SHORT TASK: Copy all of the material exactly. Pictures are not to appear in the copy.

Data tied to figure images:

┄┄┄┄┄┄

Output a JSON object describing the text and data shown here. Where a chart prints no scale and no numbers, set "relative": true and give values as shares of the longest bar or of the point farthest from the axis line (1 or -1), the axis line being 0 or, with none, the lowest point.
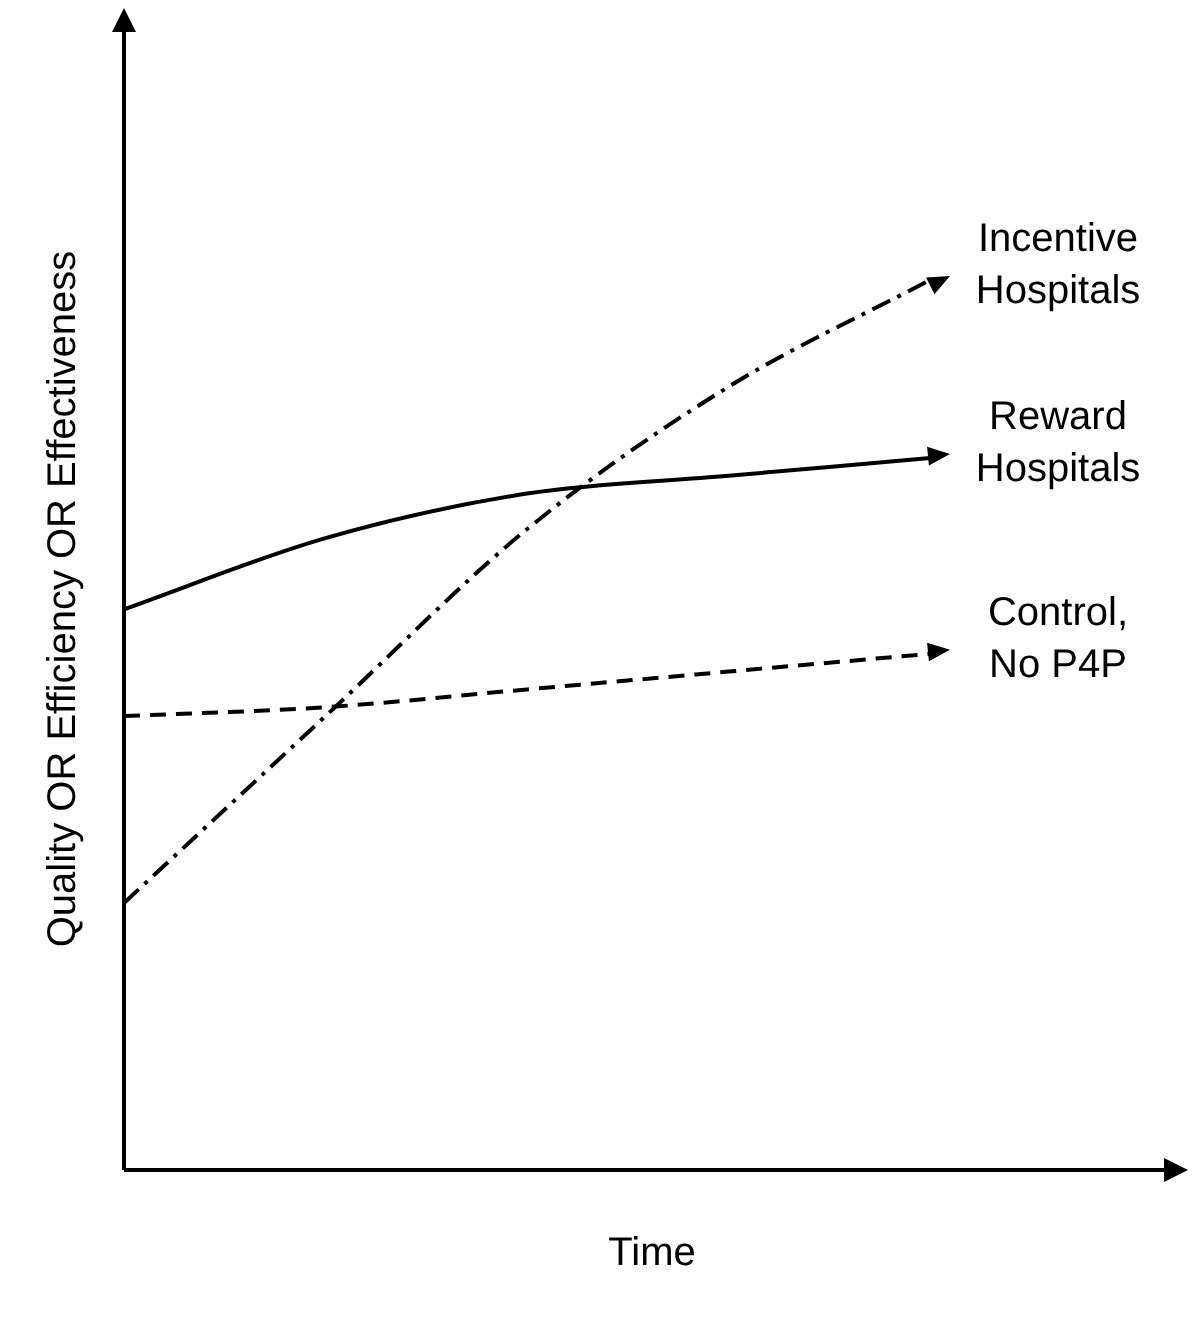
{
  "chart_data": {
    "type": "line",
    "relative": true,
    "xlabel": "Time",
    "ylabel": "Quality OR Efficiency OR Effectiveness",
    "categories": [
      null,
      null,
      null,
      null,
      null
    ],
    "legend": false,
    "marker": "none",
    "series": [
      {
        "name": "Incentive Hospitals",
        "color": "#000000",
        "line_style": "dashdot",
        "values": [
          0.3,
          0.51,
          0.72,
          0.88,
          1
        ]
      },
      {
        "name": "Reward Hospitals",
        "color": "#000000",
        "line_style": "solid",
        "values": [
          0.63,
          0.71,
          0.76,
          0.78,
          0.8
        ]
      },
      {
        "name": "Control, No P4P",
        "color": "#000000",
        "line_style": "dashed",
        "values": [
          0.51,
          0.52,
          0.54,
          0.56,
          0.58
        ]
      }
    ]
  }
}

┄┄┄┄┄┄

SOLUTION:
Output a JSON object describing the text and data shown here. Where a chart prints no scale and no numbers, set "relative": true and give values as shares of the longest bar or of the point farthest from the axis line (1 or -1), the axis line being 0 or, with none, the lowest point.
{
  "chart_data": {
    "type": "line",
    "relative": true,
    "xlabel": "Time",
    "ylabel": "Quality OR Efficiency OR Effectiveness",
    "categories": [
      null,
      null,
      null,
      null,
      null
    ],
    "legend": false,
    "marker": "none",
    "series": [
      {
        "name": "Incentive Hospitals",
        "color": "#000000",
        "line_style": "dashdot",
        "values": [
          0.3,
          0.51,
          0.72,
          0.88,
          1
        ]
      },
      {
        "name": "Reward Hospitals",
        "color": "#000000",
        "line_style": "solid",
        "values": [
          0.63,
          0.71,
          0.76,
          0.78,
          0.8
        ]
      },
      {
        "name": "Control, No P4P",
        "color": "#000000",
        "line_style": "dashed",
        "values": [
          0.51,
          0.52,
          0.54,
          0.56,
          0.58
        ]
      }
    ]
  }
}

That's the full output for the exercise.